Copy all lines below exactly as written. Leave pictures out.

start Available data

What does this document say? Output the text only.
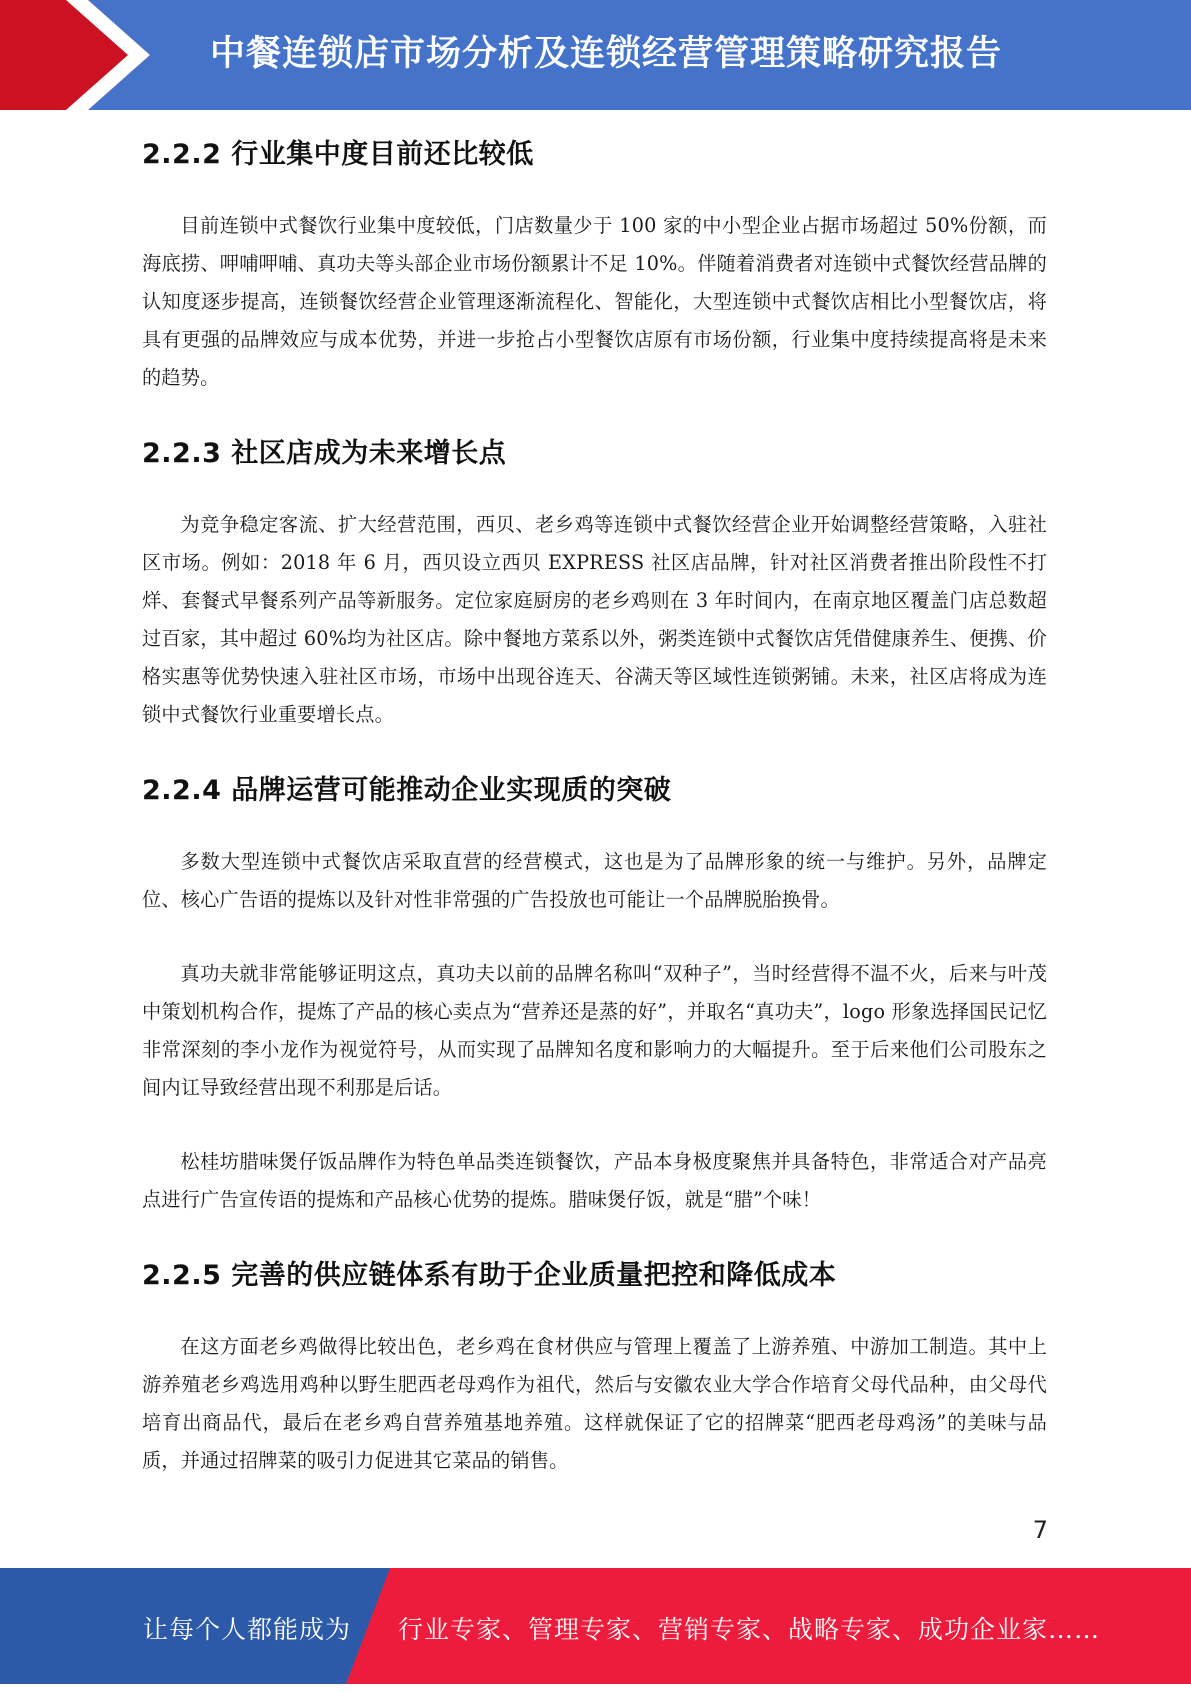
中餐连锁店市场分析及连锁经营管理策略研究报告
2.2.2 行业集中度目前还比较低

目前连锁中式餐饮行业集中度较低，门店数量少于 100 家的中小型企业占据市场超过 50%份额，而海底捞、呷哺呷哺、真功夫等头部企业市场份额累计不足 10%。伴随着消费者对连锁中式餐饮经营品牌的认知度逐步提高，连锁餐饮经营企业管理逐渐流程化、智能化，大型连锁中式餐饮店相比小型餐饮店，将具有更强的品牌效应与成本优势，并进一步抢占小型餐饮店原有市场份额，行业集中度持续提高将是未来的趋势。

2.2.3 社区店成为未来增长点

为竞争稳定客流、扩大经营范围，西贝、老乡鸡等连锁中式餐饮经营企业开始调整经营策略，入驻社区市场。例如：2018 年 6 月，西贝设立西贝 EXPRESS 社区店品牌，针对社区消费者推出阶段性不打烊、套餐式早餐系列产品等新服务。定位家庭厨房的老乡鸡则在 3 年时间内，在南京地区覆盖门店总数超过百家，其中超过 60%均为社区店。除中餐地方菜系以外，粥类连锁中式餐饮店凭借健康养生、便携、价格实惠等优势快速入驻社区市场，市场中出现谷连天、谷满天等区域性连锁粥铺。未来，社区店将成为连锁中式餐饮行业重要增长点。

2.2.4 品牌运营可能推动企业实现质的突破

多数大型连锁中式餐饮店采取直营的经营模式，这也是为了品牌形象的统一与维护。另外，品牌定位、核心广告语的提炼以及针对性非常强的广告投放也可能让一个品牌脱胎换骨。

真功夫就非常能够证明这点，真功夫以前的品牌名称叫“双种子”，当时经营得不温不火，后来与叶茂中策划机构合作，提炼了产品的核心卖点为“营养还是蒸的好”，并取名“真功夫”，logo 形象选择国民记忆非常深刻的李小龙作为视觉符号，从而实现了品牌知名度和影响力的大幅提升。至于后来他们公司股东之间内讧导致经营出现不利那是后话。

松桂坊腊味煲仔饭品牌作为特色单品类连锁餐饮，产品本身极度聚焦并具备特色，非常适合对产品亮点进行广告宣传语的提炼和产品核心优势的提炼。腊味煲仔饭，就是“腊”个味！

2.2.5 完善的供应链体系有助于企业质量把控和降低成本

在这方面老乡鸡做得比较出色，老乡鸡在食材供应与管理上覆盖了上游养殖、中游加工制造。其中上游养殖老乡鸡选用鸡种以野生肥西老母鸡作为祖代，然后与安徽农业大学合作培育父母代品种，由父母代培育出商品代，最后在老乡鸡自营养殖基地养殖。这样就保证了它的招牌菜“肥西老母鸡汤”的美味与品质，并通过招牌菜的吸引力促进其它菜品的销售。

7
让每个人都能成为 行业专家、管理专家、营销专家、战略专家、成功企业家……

end Available data

• Task output
What does this document say? Output the text only.
中餐连锁店市场分析及连锁经营管理策略研究报告
2.2.2 行业集中度目前还比较低

目前连锁中式餐饮行业集中度较低，门店数量少于 100 家的中小型企业占据市场超过 50%份额，而海底捞、呷哺呷哺、真功夫等头部企业市场份额累计不足 10%。伴随着消费者对连锁中式餐饮经营品牌的认知度逐步提高，连锁餐饮经营企业管理逐渐流程化、智能化，大型连锁中式餐饮店相比小型餐饮店，将具有更强的品牌效应与成本优势，并进一步抢占小型餐饮店原有市场份额，行业集中度持续提高将是未来的趋势。

2.2.3 社区店成为未来增长点

为竞争稳定客流、扩大经营范围，西贝、老乡鸡等连锁中式餐饮经营企业开始调整经营策略，入驻社区市场。例如：2018 年 6 月，西贝设立西贝 EXPRESS 社区店品牌，针对社区消费者推出阶段性不打烊、套餐式早餐系列产品等新服务。定位家庭厨房的老乡鸡则在 3 年时间内，在南京地区覆盖门店总数超过百家，其中超过 60%均为社区店。除中餐地方菜系以外，粥类连锁中式餐饮店凭借健康养生、便携、价格实惠等优势快速入驻社区市场，市场中出现谷连天、谷满天等区域性连锁粥铺。未来，社区店将成为连锁中式餐饮行业重要增长点。

2.2.4 品牌运营可能推动企业实现质的突破

多数大型连锁中式餐饮店采取直营的经营模式，这也是为了品牌形象的统一与维护。另外，品牌定位、核心广告语的提炼以及针对性非常强的广告投放也可能让一个品牌脱胎换骨。

真功夫就非常能够证明这点，真功夫以前的品牌名称叫“双种子”，当时经营得不温不火，后来与叶茂中策划机构合作，提炼了产品的核心卖点为“营养还是蒸的好”，并取名“真功夫”，logo 形象选择国民记忆非常深刻的李小龙作为视觉符号，从而实现了品牌知名度和影响力的大幅提升。至于后来他们公司股东之间内讧导致经营出现不利那是后话。

松桂坊腊味煲仔饭品牌作为特色单品类连锁餐饮，产品本身极度聚焦并具备特色，非常适合对产品亮点进行广告宣传语的提炼和产品核心优势的提炼。腊味煲仔饭，就是“腊”个味！

2.2.5 完善的供应链体系有助于企业质量把控和降低成本

在这方面老乡鸡做得比较出色，老乡鸡在食材供应与管理上覆盖了上游养殖、中游加工制造。其中上游养殖老乡鸡选用鸡种以野生肥西老母鸡作为祖代，然后与安徽农业大学合作培育父母代品种，由父母代培育出商品代，最后在老乡鸡自营养殖基地养殖。这样就保证了它的招牌菜“肥西老母鸡汤”的美味与品质，并通过招牌菜的吸引力促进其它菜品的销售。

7
让每个人都能成为 行业专家、管理专家、营销专家、战略专家、成功企业家……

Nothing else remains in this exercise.